▶ _REQUEST_
Reproduce the data in its entirety, exactly as supplied.
***
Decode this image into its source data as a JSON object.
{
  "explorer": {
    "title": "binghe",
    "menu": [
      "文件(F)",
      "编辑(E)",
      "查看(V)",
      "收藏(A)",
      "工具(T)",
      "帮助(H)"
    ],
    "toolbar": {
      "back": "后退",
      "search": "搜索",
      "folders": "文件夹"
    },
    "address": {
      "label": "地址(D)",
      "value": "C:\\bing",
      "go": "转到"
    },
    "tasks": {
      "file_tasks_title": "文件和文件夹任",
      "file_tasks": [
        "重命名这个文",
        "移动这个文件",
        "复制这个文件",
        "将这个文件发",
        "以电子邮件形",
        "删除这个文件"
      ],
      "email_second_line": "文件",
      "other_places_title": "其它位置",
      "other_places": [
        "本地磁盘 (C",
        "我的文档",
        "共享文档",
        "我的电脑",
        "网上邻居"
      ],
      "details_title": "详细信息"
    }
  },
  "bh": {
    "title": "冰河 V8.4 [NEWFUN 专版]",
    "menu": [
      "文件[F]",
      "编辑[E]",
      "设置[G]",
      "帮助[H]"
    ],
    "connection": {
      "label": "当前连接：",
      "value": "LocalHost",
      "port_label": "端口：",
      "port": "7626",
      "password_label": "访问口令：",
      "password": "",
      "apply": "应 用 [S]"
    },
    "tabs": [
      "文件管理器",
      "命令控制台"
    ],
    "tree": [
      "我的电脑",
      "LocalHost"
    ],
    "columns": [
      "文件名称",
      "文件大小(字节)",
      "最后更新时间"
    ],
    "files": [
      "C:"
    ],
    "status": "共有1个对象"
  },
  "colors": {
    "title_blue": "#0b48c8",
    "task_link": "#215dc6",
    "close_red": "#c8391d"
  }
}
***
▶ _TASK OUTPUT_
Decode this image into its source data as a JSON object.
{
  "explorer": {
    "title": "binghe",
    "menu": [
      "文件(F)",
      "编辑(E)",
      "查看(V)",
      "收藏(A)",
      "工具(T)",
      "帮助(H)"
    ],
    "toolbar": {
      "back": "后退",
      "search": "搜索",
      "folders": "文件夹"
    },
    "address": {
      "label": "地址(D)",
      "value": "C:\\bing",
      "go": "转到"
    },
    "tasks": {
      "file_tasks_title": "文件和文件夹任",
      "file_tasks": [
        "重命名这个文",
        "移动这个文件",
        "复制这个文件",
        "将这个文件发",
        "以电子邮件形",
        "删除这个文件"
      ],
      "email_second_line": "文件",
      "other_places_title": "其它位置",
      "other_places": [
        "本地磁盘 (C",
        "我的文档",
        "共享文档",
        "我的电脑",
        "网上邻居"
      ],
      "details_title": "详细信息"
    }
  },
  "bh": {
    "title": "冰河 V8.4 [NEWFUN 专版]",
    "menu": [
      "文件[F]",
      "编辑[E]",
      "设置[G]",
      "帮助[H]"
    ],
    "connection": {
      "label": "当前连接：",
      "value": "LocalHost",
      "port_label": "端口：",
      "port": "7626",
      "password_label": "访问口令：",
      "password": "",
      "apply": "应 用 [S]"
    },
    "tabs": [
      "文件管理器",
      "命令控制台"
    ],
    "tree": [
      "我的电脑",
      "LocalHost"
    ],
    "columns": [
      "文件名称",
      "文件大小(字节)",
      "最后更新时间"
    ],
    "files": [
      "C:"
    ],
    "status": "共有1个对象"
  },
  "colors": {
    "title_blue": "#0b48c8",
    "task_link": "#215dc6",
    "close_red": "#c8391d"
  }
}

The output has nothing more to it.